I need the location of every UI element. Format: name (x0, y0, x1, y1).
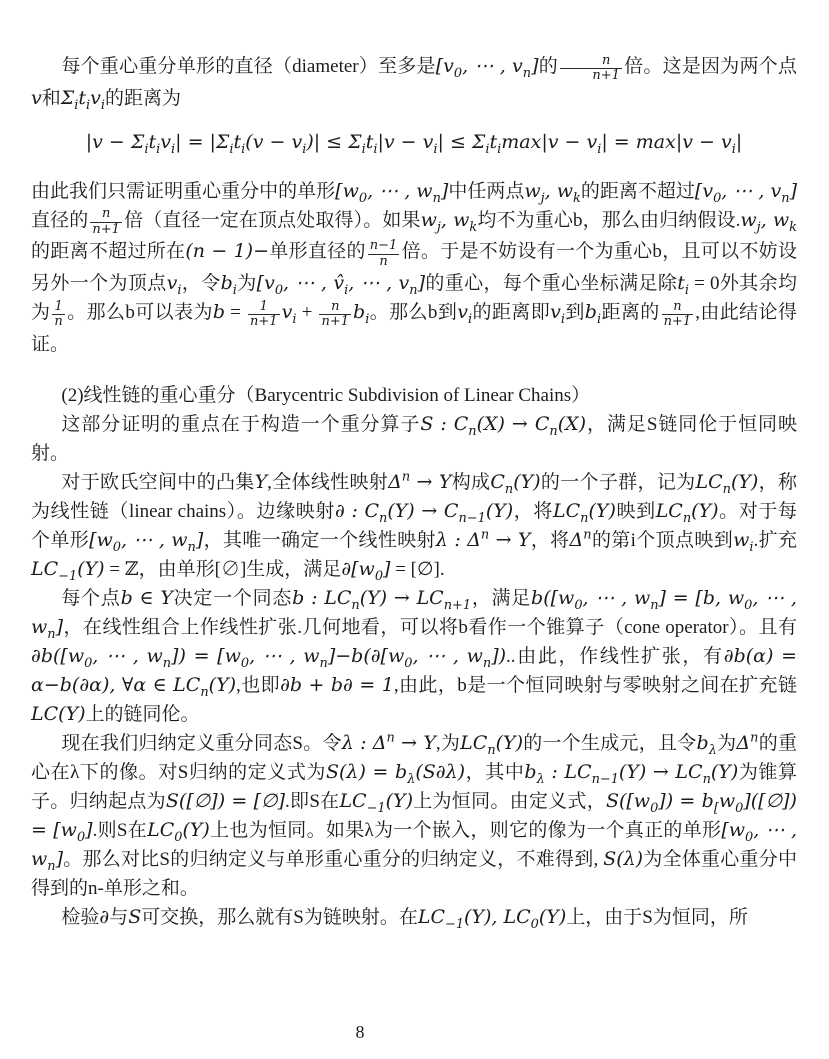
paragraph: 对于欧氏空间中的凸集Y,全体线性映射Δn → Y构成Cn(Y)的一个子群，记为L… (31, 468, 797, 584)
document-page: 每个重心重分单形的直径（diameter）至多是[v0, ⋯ , vn]的nn+… (0, 0, 829, 1059)
page-number: 8 (0, 1022, 720, 1043)
paragraph: 每个点b ∈ Y决定一个同态b : LCn(Y) → LCn+1，满足b([w0… (31, 584, 797, 729)
section-heading: (2)线性链的重心重分（Barycentric Subdivision of L… (31, 381, 797, 410)
paragraph: 检验∂与S可交换，那么就有S为链映射。在LC−1(Y), LC0(Y)上，由于S… (31, 903, 797, 932)
paragraph: 现在我们归纳定义重分同态S。令λ : Δn → Y,为LCn(Y)的一个生成元，… (31, 729, 797, 903)
paragraph: 由此我们只需证明重心重分中的单形[w0, ⋯ , wn]中任两点wj, wk的距… (31, 177, 797, 359)
paragraph: 这部分证明的重点在于构造一个重分算子S : Cn(X) → Cn(X)，满足S链… (31, 410, 797, 468)
paragraph: 每个重心重分单形的直径（diameter）至多是[v0, ⋯ , vn]的nn+… (31, 52, 797, 113)
display-equation: |v − Σitivi| = |Σiti(v − vi)| ≤ Σiti|v −… (31, 129, 797, 156)
document-body: 每个重心重分单形的直径（diameter）至多是[v0, ⋯ , vn]的nn+… (31, 52, 797, 932)
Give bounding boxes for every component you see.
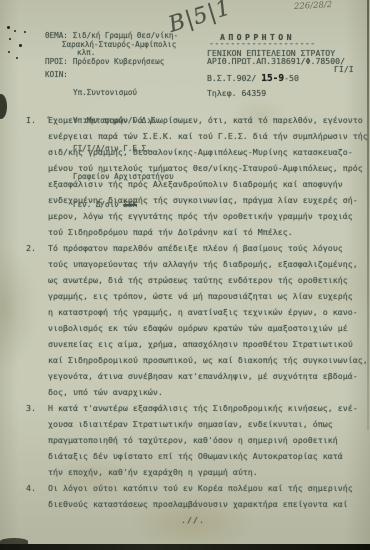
recipient-line: ΠΡΟΣ:Πρόεδρον Κυβερνήσεως: [45, 57, 164, 66]
cc-item: Υπ.Συντονισμού: [73, 88, 174, 98]
body-line: δος, υπό τών αναρχικών.: [48, 384, 366, 400]
body-line: Τό πρόσφατον παρελθόν απέδειξε πλέον ή β…: [48, 240, 366, 256]
edge-ink-blotch: [0, 94, 7, 119]
body-line: καί Σιδηροδρομικού προσωπικού, ως καί δι…: [48, 352, 366, 368]
body-line: τού Σιδηροδρόμου παρά τήν Δοϊράνην καί τ…: [48, 224, 366, 240]
body-line: Η κατά τ'ανωτέρω εξασφάλισις τής Σιδηροδ…: [48, 400, 366, 416]
body-line: Οι λόγοι ούτοι κατόπιν τού εν Κορέα πολέ…: [48, 480, 366, 496]
body-line: μένου τού ημιτελούς τμήματος Θεσ/νίκης-Σ…: [48, 160, 366, 176]
paragraph-number: Ι.: [26, 112, 36, 128]
phone-line: Τηλεφ. 64359: [207, 89, 266, 98]
protocol-number: ΑΡΙΘ.ΠΡΩΤ.ΑΠ.318691/Φ.78500/: [207, 57, 345, 66]
ink-speck: [16, 57, 18, 59]
paragraph-number: 3.: [26, 400, 36, 416]
body-line: ως ανωτέρω, διά τής στρώσεως ταύτης ενδό…: [48, 272, 366, 288]
ink-speck: [19, 44, 22, 47]
subject-line-3: κλπ.: [77, 48, 95, 57]
date-stamp: 15-9: [261, 73, 284, 84]
page-edge-shadow: [367, 0, 369, 430]
body-line: μερον, λόγω τής εγγυτάτης πρός τήν οροθε…: [48, 208, 366, 224]
body-line: νιοβολισμός εκ τών εδαφών ομόρων κρατών …: [48, 320, 366, 336]
paragraph-number: 2.: [26, 240, 36, 256]
body-line: Έχομεν τήν τιμήν νά γνωρίσωμεν, ότι, κατ…: [48, 112, 366, 128]
body-line: ενδεχομένης διακοπής τής συγκοινωνίας, π…: [48, 192, 366, 208]
body-line: πραγματοποιηθή τό ταχύτερον, καθ'όσον η …: [48, 432, 366, 448]
ink-speck: [8, 51, 10, 53]
paragraph-2: 2. Τό πρόσφατον παρελθόν απέδειξε πλέον …: [48, 240, 366, 400]
body-line: εξασφάλισιν τής πρός Αλεξανδρούπολιν δια…: [48, 176, 366, 192]
body-line: γραμμής, εις τρόπον, ώστε νά μή παρουσιά…: [48, 288, 366, 304]
date-year: -50: [284, 73, 299, 83]
paragraph-number: 4.: [26, 480, 36, 496]
station-prefix: Β.Σ.Τ.902/: [207, 73, 261, 83]
cc-label: ΚΟΙΝ:: [45, 70, 68, 79]
ink-speck: [7, 26, 10, 29]
station-date-line: Β.Σ.Τ.902/ 15-9-50: [207, 74, 299, 83]
body-line: ενέργειαι παρά τών Σ.Ε.Κ. καί τού Γ.Ε.Σ.…: [48, 128, 366, 144]
continuation-mark: .//.: [34, 512, 352, 528]
ink-speck: [14, 30, 16, 32]
paragraph-4: 4. Οι λόγοι ούτοι κατόπιν τού εν Κορέα π…: [48, 480, 366, 512]
ink-speck: [24, 31, 26, 33]
body-line: διεθνούς καταστάσεως προσλαμβάνουσιν χαρ…: [48, 496, 366, 512]
body-line: γεγονότα, άτινα συνέβησαν κατ'επανάληψιν…: [48, 368, 366, 384]
body-line: σιδ/κής γραμμής, Θεσσαλονίκης-Αμφιπόλεως…: [48, 144, 366, 160]
protocol-number-cont: ΓΙ/Ι: [334, 65, 354, 74]
body-line: συνεπείας εις αίμα, χρήμα, απασχόλησιν π…: [48, 336, 366, 352]
body-line: τούς υπαγορεύοντας τήν αλλαγήν τής διαδρ…: [48, 256, 366, 272]
ink-speck: [9, 38, 11, 40]
recipient-label: ΠΡΟΣ:: [45, 57, 73, 66]
page-edge-shadow: [0, 544, 370, 550]
paragraph-3: 3. Η κατά τ'ανωτέρω εξασφάλισις τής Σιδη…: [48, 400, 366, 480]
body-line: χουσα ιδιαιτέραν Στρατιωτικήν σημασίαν, …: [48, 416, 366, 432]
body-line: διάταξις δέν υφίστατο επί τής Οθωμανικής…: [48, 448, 366, 464]
classification-underline: --------------------: [209, 39, 316, 48]
paragraph-1: Ι. Έχομεν τήν τιμήν νά γνωρίσωμεν, ότι, …: [48, 112, 366, 240]
body-line: η καταστροφή τής γραμμής, η ανατίναξις τ…: [48, 304, 366, 320]
handwritten-archive-number: 226/28/2: [294, 0, 333, 12]
body-line: τήν εποχήν, καθ'ήν εχαράχθη η γραμμή αύτ…: [48, 464, 366, 480]
document-body: Ι. Έχομεν τήν τιμήν νά γνωρίσωμεν, ότι, …: [48, 112, 366, 528]
recipient-value: Πρόεδρον Κυβερνήσεως: [73, 57, 164, 66]
scanned-document-page: 226/28/2 Β|5|1 ΘΕΜΑ:Σιδ/κή Γραμμή Θεσ/νί…: [0, 0, 370, 550]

··········

JOB: Retype the stretch of the listing above from the line containing "paragraph: 对于欧氏空间中的凸集Y,全体线性映射Δn →" through the line containing "paragraph: 每个点b ∈", both included, with every character unchanged.

OUTPUT FOR THIS EXERCISE:
paragraph: 对于欧氏空间中的凸集Y,全体线性映射Δn → Y构成Cn(Y)的一个子群，记为L… (31, 468, 797, 584)
document-page: 每个重心重分单形的直径（diameter）至多是[v0, ⋯ , vn]的nn+… (0, 0, 829, 1059)
page-number: 8 (0, 1022, 720, 1043)
paragraph: 每个点b ∈ Y决定一个同态b : LCn(Y) → LCn+1，满足b([w0… (31, 584, 797, 729)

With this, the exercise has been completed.